## Supplied material
Start

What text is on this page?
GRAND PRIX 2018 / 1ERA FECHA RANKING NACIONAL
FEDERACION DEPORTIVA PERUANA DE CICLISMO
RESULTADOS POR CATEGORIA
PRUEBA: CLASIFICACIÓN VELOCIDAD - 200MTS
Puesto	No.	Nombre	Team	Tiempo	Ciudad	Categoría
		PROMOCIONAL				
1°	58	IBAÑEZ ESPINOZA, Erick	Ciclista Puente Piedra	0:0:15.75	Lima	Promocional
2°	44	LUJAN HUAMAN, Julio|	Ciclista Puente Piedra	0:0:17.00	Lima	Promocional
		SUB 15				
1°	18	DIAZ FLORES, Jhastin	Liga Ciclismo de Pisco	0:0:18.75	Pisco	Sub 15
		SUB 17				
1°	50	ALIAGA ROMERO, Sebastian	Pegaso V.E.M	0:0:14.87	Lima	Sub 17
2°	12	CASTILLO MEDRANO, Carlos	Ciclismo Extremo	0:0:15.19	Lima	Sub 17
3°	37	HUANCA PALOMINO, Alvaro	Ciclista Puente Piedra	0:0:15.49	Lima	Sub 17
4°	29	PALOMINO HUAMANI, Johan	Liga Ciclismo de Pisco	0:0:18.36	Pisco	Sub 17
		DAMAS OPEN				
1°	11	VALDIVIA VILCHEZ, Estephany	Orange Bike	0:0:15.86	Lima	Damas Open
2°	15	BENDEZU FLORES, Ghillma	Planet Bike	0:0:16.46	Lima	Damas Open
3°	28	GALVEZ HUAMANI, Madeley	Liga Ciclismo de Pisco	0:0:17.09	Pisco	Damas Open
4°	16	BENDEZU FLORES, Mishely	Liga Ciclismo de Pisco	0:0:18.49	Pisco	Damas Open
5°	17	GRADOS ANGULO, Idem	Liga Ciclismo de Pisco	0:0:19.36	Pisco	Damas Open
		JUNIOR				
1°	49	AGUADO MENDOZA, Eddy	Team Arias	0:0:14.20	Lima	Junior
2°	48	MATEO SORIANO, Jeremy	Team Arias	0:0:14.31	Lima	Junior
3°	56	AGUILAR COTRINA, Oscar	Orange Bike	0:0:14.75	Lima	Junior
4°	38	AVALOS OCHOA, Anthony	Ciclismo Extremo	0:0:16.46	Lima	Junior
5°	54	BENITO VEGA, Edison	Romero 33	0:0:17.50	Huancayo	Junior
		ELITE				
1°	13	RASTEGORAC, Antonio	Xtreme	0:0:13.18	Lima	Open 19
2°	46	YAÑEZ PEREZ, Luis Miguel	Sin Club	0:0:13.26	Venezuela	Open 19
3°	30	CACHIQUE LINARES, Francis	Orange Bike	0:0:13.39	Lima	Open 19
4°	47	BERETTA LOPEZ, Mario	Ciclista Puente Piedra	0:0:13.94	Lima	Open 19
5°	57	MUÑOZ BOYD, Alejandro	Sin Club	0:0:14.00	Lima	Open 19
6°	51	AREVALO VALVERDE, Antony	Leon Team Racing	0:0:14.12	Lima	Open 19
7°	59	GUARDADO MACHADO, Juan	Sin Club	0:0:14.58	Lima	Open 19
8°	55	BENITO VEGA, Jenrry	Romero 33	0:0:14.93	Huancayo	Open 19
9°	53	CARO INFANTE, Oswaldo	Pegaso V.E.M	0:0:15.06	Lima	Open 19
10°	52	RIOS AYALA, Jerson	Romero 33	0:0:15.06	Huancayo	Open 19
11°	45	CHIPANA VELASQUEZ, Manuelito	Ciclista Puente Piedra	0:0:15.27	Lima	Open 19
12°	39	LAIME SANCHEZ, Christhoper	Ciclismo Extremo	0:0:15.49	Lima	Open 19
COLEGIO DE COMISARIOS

End

## Goal of the exercise
List all lines where "BENDEZU" occurs.

## Task result
2°	15	BENDEZU FLORES, Ghillma	Planet Bike	0:0:16.46	Lima	Damas Open
4°	16	BENDEZU FLORES, Mishely	Liga Ciclismo de Pisco	0:0:18.49	Pisco	Damas Open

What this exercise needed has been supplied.